# TEXTO FUENTE:

━━━

EL ADIÓS DE MI PADRE



La gente muere todos los días, eso lo sé, pero mi padre murió un lunes que nunca olvidaré. Todo cuanto hice y dije ese día; el suéter gris con camisa blanca y corbata a rayas a azules que vestí; los trayectos que recorrí, la música que escuché la hora previa; todo se ha quedado impregnado para siempre de un halo de retrospectivo presagio que se convertiría en sentencia cuando recibí la llamada de mi mamá enloquecida -fuera de sí- incapaz de reaccionar ante lo que -aunque en ese momento no se atrevió a reconocer- era la muerte que había cerrado los ojos de mi papá, ahí en su cama, de manera súbita, inesperada. Pero incapaz de admitir que las cosas hubieran terminado así, sin tiempo siquiera de trasladarlo a un hospital para recibir aunque fuera el peor de los diagnósticos, lo llamó a despertar, a reaccionar, a regresar. Pidió ayuda a nosotros, a sus hijos, y todos acudimos, todos llegamos en cuanto pudimos pero ya con la certeza de lo irremediable ensombreciéndonos la esperanza que esta vez no fue lo último en morir, como sugiere la vieja fórmula; esta vez no hubo tiempo de abrazarla. 

Los días que han seguido a ese lunes los he vivido en un estado de ensueño, de irrealidad. Y es que hay algo de inverosímil en la muerte de un ser querido y responde a esa sensación de entender la ausencia como algo temporal. El recuerdo de la voz de mi papá, de lo que me dijo ese lunes está tan fresco. Lo mismo pasa con sus modales, sus andares prematuramente cansinos, sus actitudes, su materia. Todo está tan latente que es imposible hacerse a la idea de que no existe más y que esos recuerdos que sintetizan su esencia están condenados a ser los últimos; no habrá ya un mañana que los renueve ni sustituya. La imagen de mi papá ha quedado congelada en el tiempo pero de algún modo sigue moviéndose en el subconsciente. Esto se debe -supongo- a la costumbre o noción de saber que durante los años de vida que compartí con él su existencia fue paralela a la mía; era una certeza que no dependía de verlo todos los días ni de saber de él; al contario, fue mucho el tiempo que pasó lejos o tan solo ausente. Esa inercia no se ha detenido. Cuando me entrego de lleno al presente y olvido la pérdida por unos momentos, se reactiva ese mecanismo gracias al cual siempre tuve conciencia de su transcurso, es como si aún viviera y estuviera en la casa. Es hasta que me acuerdo que ha muerto, que el holograma se desvanece dejando tras de sí una sensación de mareo, de vacío y de pérdida, de irrealidad.

━━━

# LÍNEAS PROPORCIONADAS:

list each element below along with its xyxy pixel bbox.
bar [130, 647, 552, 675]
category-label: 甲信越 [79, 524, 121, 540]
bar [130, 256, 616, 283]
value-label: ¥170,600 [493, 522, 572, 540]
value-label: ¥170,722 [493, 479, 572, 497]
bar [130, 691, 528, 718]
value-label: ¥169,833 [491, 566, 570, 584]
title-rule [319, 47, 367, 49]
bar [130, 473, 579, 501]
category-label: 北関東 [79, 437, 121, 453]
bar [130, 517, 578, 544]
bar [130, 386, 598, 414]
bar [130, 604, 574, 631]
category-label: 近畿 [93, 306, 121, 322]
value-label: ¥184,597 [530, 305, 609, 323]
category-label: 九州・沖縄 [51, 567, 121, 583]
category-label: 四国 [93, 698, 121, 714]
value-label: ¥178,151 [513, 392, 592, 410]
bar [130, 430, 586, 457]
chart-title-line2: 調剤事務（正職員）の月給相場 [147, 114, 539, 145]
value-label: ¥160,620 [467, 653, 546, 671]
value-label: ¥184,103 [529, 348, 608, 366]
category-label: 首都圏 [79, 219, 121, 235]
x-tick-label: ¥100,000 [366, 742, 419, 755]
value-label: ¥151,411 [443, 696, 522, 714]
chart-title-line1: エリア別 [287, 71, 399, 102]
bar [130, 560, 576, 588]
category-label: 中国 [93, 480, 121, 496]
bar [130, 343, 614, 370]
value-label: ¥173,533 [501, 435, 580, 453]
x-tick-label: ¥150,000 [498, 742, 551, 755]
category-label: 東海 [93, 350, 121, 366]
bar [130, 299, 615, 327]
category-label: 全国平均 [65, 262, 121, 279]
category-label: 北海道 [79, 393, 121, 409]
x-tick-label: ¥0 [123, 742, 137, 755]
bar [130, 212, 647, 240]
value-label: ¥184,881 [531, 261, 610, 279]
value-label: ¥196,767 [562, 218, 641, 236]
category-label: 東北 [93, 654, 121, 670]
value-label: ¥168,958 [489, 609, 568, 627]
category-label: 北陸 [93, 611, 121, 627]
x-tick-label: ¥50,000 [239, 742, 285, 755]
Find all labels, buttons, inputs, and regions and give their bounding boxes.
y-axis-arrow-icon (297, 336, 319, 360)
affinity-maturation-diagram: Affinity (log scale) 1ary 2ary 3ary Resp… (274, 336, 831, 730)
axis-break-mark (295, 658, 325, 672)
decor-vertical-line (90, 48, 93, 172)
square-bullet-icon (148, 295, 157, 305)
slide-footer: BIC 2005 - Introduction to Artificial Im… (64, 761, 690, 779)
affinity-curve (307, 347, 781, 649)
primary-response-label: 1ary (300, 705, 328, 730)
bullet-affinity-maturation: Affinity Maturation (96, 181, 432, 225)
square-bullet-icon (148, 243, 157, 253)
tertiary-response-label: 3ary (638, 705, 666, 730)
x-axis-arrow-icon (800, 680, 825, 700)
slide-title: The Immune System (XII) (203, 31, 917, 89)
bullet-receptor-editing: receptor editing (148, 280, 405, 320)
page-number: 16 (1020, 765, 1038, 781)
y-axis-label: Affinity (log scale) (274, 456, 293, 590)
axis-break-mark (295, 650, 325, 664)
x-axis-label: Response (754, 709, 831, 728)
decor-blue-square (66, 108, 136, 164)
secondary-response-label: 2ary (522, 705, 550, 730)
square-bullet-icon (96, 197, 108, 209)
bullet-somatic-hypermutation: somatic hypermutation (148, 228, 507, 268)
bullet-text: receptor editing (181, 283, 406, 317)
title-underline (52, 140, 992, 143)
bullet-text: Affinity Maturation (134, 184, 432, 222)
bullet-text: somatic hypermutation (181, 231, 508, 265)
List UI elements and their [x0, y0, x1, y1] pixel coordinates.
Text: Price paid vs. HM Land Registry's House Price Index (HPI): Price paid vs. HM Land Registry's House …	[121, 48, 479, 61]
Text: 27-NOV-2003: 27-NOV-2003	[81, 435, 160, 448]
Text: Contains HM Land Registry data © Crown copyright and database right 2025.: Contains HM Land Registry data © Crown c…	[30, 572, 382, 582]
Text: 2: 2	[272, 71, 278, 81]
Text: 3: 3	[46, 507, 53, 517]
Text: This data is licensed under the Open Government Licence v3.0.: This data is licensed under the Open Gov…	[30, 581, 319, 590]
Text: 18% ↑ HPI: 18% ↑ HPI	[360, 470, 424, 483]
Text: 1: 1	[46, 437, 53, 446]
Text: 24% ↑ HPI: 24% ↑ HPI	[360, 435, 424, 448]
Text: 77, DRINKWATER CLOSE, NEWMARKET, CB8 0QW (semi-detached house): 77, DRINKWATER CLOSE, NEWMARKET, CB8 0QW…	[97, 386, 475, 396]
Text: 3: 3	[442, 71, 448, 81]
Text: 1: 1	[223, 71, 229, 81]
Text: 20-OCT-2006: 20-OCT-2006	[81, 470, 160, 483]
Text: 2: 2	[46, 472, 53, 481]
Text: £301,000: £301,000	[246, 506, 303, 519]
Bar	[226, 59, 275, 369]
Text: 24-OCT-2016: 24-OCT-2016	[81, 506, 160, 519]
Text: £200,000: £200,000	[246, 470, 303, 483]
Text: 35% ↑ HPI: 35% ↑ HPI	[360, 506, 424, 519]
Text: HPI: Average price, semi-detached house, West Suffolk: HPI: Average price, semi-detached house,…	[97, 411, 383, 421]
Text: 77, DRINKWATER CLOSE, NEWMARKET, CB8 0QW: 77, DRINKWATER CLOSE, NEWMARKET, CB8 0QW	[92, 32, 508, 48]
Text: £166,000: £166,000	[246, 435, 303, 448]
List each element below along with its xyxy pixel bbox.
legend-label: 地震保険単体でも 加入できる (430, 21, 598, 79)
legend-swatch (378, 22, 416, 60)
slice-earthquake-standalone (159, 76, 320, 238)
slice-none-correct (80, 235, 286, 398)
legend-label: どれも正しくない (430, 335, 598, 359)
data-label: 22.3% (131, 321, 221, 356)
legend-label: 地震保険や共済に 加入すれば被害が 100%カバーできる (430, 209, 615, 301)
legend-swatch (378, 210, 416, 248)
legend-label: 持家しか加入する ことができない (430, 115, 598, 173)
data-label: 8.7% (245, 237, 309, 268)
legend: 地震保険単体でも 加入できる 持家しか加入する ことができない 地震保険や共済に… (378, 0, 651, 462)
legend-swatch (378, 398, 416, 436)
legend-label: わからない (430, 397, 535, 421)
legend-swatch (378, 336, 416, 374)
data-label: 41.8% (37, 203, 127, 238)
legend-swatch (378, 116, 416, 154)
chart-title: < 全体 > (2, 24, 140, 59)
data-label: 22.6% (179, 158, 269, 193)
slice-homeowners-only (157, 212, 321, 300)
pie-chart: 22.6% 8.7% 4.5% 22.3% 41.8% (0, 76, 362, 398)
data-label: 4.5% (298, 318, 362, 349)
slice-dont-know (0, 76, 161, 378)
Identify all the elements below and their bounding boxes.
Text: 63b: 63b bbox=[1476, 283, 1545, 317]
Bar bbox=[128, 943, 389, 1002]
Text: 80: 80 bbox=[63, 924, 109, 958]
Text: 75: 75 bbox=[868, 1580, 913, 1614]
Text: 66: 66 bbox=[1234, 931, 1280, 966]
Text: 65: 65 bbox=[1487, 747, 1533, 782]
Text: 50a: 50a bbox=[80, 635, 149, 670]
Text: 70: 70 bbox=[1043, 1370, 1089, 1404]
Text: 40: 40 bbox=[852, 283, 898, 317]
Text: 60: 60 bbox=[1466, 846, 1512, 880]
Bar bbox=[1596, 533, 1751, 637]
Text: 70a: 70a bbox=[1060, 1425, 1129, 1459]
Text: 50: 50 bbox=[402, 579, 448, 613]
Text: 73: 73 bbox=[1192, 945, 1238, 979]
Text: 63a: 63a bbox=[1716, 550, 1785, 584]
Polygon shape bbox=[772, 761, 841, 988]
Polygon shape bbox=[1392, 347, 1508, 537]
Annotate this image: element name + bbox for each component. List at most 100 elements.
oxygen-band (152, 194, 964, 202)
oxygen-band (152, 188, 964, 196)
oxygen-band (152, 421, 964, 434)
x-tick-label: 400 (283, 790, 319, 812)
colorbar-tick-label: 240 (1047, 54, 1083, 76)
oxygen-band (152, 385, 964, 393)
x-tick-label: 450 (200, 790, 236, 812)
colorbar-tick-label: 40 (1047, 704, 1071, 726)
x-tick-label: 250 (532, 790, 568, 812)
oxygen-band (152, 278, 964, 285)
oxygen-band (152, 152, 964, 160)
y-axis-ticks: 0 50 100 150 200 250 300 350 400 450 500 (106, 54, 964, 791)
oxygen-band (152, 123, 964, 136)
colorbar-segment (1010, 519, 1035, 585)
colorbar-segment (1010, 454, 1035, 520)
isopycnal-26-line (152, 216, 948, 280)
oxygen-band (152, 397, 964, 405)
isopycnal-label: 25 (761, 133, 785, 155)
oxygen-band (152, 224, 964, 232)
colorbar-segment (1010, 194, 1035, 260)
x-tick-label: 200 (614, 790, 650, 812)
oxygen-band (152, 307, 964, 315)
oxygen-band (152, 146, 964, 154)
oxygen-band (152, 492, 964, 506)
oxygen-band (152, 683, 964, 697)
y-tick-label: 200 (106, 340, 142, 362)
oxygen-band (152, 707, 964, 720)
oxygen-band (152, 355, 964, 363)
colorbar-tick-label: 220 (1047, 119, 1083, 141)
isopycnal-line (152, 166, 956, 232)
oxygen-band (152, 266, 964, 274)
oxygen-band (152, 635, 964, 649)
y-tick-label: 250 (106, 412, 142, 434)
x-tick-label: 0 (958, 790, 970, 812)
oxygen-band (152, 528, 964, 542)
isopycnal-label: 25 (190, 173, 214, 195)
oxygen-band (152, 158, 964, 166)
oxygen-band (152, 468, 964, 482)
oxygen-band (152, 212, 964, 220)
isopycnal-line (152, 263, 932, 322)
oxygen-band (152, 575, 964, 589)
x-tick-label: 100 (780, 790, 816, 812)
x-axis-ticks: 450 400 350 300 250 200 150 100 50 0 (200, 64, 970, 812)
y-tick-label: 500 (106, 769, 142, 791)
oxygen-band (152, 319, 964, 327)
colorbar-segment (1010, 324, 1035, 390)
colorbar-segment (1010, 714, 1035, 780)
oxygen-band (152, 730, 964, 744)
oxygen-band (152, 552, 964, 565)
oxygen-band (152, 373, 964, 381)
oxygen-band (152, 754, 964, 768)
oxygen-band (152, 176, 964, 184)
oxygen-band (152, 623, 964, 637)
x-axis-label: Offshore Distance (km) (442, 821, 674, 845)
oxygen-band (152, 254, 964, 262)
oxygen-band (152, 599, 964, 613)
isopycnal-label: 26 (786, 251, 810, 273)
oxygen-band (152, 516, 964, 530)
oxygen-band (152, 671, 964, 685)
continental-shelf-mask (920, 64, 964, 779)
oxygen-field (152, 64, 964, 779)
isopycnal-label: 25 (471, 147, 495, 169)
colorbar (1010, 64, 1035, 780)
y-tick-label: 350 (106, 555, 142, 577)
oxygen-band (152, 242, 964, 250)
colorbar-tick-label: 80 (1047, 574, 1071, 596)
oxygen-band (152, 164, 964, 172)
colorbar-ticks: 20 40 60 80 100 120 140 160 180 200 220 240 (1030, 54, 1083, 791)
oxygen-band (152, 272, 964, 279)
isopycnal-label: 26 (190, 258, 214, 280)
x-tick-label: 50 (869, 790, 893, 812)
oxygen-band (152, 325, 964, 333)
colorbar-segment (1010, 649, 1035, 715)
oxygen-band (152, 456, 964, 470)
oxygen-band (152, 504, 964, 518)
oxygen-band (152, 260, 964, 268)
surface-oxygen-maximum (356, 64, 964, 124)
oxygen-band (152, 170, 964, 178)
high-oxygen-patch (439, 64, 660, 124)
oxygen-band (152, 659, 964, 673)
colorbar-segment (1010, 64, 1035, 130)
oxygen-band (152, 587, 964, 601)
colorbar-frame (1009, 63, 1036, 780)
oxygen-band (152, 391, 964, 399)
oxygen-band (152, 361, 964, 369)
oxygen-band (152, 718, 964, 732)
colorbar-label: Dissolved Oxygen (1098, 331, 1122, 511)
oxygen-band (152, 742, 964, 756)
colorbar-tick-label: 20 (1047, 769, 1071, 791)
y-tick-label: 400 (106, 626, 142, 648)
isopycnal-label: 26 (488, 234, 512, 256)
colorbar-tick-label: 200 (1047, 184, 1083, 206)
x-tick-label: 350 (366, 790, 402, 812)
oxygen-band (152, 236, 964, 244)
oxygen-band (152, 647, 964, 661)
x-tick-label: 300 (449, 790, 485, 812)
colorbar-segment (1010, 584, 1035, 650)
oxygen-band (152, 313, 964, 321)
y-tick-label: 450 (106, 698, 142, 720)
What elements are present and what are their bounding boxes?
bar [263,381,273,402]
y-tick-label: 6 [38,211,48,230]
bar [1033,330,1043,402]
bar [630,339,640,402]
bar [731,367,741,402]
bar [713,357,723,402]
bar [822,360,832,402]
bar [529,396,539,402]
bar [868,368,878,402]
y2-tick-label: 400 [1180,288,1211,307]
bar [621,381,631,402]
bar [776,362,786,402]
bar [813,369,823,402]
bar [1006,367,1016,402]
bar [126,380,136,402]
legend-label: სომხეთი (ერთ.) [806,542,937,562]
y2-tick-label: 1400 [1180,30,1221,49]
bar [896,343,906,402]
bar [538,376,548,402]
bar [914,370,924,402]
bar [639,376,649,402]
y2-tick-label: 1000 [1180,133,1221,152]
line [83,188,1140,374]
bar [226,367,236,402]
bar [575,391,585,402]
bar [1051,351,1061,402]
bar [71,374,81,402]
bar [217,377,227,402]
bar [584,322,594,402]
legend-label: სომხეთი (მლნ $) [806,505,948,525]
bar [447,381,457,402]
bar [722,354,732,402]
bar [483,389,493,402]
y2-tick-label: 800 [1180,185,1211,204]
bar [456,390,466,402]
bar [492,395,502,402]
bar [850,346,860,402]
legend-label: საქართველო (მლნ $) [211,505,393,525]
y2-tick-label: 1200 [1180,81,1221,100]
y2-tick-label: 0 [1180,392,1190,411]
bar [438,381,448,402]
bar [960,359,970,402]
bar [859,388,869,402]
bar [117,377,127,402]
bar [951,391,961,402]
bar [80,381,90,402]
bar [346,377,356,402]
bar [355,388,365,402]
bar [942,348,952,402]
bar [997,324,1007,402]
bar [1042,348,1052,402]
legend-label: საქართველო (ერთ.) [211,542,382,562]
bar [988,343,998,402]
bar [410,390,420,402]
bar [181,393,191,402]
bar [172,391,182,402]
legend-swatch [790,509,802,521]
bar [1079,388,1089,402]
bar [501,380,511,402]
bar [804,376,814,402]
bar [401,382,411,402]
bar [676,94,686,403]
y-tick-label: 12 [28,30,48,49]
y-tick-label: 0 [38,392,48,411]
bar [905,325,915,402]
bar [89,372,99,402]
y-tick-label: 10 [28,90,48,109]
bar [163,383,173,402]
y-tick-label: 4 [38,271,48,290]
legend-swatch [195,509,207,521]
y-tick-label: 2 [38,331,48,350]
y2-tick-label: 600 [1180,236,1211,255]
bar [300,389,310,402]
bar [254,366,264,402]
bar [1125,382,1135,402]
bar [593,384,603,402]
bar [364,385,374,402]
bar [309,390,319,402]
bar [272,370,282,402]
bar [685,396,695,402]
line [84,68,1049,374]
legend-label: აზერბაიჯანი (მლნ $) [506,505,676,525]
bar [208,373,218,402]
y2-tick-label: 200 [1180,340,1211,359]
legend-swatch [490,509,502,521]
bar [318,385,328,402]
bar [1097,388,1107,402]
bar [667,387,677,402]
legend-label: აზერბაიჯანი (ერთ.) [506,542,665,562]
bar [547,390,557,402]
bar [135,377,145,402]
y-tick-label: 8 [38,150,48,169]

━━━

# TAREA ASIGNADA 1:
Responde según el relato sobre la muerte del padre:
(a) ¿Qué día de la semana murió el padre?
(b) ¿En qué lugar le cerró los ojos la muerte?
(c) ¿Cómo se describen los andares del padre?
# TAREA ASIGNADA 2:
Continúa el relato sobre la muerte del padre a partir de su última oración.

# RESPUESTA 1:
(a) Un lunes.
(b) En su cama.
(c) Prematuramente cansinos.

# RESPUESTA 2:
He estado abstraído, inmerso en un mundo que sí, se parece al mío pero que ya no lo es. Todo se ve igual pero nada se siente igual; es como si todo hubiera sido alterado desde lo más profundo. Esa noche, por primera vez en mi vida dormía con el vacío de la pérdida, sin mi padre que estuvo ahí -presente o ausente- desde mi alumbramiento;  antes, incluso. Hoy, la ausencia es tan  implacable, que la razón no alcanza a asir esta nueva realidad, la de su no existencia. Cómo encajarla si desde el nacimiento los padres nos acompañan y son una idea inmutable, un lugar, un hogar. Así, aunque sé que mi padre no volverá jamás, a ratos simplemente creo que ha salido de la casa a una de sus andanzas y que de un momento a otro lo veré entrando por la puerta del garage y me preguntará como solía "¿Qué pasó hijo?" Solo que ahora en vez de rehuir su llegada, de equivar su mirada, ahora sí querría verle por ahí, darle un abrazo y rodearle del cariño que tantas veces le escatimé por falta de sensibilidad, primero, por falta de madurez más tarde y por orgullo al final.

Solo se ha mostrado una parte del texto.